Figure contents as structured data:
◇ ◇ ◇ ◇ ◇

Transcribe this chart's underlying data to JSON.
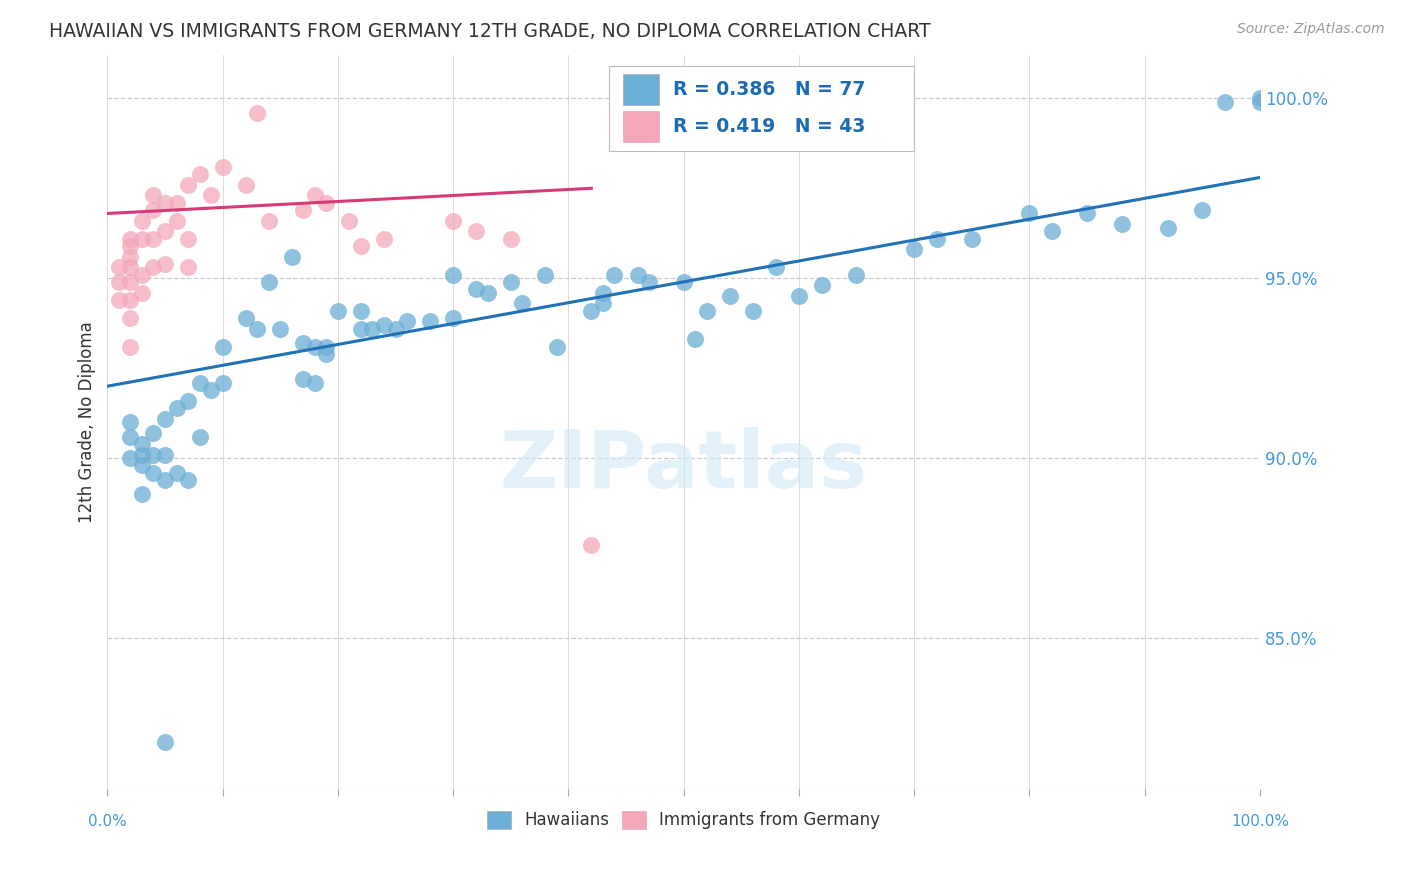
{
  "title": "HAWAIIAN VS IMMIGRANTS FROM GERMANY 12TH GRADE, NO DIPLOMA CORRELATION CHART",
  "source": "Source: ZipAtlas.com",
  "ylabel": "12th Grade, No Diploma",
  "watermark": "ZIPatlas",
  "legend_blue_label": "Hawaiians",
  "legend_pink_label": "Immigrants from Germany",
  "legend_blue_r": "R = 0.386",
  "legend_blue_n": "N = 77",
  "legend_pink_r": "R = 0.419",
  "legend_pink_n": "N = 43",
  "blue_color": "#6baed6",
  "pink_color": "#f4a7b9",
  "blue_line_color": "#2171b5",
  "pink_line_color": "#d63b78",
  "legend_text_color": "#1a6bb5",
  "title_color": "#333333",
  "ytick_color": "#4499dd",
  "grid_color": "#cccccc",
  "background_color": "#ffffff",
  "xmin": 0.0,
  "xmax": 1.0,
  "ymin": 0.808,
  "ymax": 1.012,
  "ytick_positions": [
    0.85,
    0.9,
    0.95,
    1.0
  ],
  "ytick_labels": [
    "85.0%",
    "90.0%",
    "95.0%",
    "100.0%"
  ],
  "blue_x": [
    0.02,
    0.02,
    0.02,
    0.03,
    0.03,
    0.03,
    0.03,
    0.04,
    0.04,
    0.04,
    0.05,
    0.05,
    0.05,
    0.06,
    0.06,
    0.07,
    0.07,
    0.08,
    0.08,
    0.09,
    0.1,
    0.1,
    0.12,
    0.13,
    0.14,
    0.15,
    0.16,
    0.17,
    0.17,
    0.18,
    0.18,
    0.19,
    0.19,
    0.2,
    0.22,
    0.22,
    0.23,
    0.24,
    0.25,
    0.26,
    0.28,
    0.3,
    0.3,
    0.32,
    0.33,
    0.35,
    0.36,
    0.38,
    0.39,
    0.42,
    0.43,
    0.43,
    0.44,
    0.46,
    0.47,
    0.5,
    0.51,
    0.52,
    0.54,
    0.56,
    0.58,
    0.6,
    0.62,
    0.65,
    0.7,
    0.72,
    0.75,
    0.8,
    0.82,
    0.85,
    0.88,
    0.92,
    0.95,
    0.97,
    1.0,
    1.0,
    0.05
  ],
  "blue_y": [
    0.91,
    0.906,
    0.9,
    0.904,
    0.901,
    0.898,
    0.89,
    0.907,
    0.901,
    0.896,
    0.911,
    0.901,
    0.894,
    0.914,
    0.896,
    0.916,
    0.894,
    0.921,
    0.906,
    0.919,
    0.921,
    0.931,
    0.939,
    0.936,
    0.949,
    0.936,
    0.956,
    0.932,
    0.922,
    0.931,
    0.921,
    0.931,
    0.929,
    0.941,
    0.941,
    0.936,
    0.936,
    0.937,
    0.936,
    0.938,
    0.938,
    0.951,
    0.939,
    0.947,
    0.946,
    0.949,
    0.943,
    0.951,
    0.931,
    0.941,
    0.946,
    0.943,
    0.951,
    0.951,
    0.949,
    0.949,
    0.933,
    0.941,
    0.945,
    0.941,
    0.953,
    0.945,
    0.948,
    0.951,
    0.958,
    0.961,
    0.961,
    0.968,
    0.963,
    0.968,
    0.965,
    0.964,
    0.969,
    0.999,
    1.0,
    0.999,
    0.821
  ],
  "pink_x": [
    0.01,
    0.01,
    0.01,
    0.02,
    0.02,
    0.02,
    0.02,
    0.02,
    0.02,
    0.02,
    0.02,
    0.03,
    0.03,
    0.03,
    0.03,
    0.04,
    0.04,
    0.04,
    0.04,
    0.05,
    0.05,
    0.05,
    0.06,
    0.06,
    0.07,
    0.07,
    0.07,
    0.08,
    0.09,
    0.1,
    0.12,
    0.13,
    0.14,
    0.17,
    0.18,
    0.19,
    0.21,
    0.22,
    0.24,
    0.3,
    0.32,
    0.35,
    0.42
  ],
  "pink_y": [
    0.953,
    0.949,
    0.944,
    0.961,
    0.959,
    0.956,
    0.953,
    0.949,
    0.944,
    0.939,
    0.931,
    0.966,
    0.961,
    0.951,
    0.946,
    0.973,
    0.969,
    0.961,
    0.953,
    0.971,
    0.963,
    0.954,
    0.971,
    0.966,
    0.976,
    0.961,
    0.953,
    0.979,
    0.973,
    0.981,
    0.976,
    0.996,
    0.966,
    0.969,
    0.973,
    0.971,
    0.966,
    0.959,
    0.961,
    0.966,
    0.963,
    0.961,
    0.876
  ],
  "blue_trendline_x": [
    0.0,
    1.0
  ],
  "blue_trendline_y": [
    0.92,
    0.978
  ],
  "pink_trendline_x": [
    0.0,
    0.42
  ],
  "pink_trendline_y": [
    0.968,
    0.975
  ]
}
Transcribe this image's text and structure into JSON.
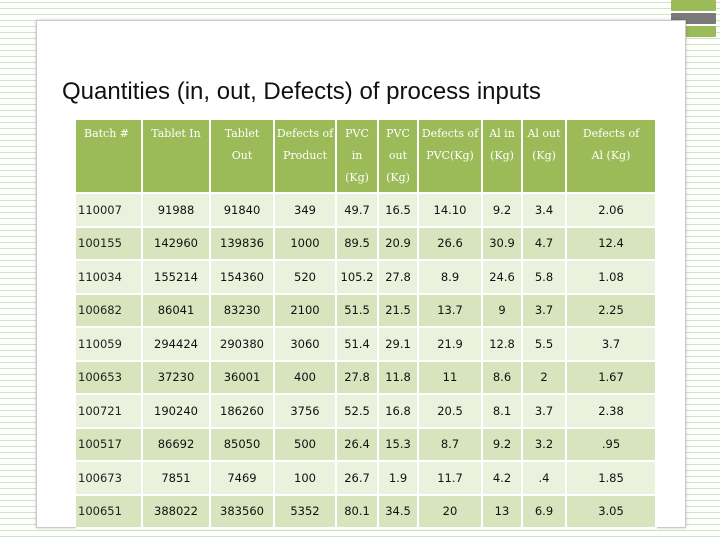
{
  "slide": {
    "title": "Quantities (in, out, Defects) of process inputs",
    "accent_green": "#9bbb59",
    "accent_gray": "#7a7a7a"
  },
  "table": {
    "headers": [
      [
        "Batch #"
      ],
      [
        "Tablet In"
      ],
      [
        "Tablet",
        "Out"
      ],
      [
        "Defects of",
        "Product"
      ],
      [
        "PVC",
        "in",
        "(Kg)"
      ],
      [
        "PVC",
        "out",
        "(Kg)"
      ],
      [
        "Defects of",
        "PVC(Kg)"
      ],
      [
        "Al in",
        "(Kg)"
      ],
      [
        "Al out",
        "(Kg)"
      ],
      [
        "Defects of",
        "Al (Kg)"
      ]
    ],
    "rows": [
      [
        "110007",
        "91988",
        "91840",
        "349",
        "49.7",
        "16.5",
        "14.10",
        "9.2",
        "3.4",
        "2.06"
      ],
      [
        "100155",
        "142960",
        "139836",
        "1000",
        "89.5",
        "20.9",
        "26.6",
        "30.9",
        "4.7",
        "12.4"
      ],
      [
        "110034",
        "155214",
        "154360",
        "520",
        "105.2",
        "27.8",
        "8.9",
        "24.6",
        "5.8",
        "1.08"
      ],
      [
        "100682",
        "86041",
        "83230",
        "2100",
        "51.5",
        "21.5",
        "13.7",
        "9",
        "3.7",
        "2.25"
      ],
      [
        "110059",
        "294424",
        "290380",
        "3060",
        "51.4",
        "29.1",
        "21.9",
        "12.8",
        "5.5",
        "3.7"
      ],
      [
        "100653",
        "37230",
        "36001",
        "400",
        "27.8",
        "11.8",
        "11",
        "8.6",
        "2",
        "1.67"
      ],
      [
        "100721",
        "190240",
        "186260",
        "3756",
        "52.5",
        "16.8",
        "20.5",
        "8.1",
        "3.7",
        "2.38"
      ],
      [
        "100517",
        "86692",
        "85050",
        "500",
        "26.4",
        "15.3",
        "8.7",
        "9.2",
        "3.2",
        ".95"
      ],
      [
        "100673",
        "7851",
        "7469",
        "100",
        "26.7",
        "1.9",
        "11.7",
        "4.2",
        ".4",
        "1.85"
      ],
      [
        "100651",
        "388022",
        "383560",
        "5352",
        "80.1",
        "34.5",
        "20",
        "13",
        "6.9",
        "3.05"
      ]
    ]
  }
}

◇ ◇ ◇ ◇ ◇

## The problem
Copy out every line of the data that includes "JSON".

## Expected answer
Transcribe this chart's underlying data to JSON.
Transcribe this image's text and structure into JSON.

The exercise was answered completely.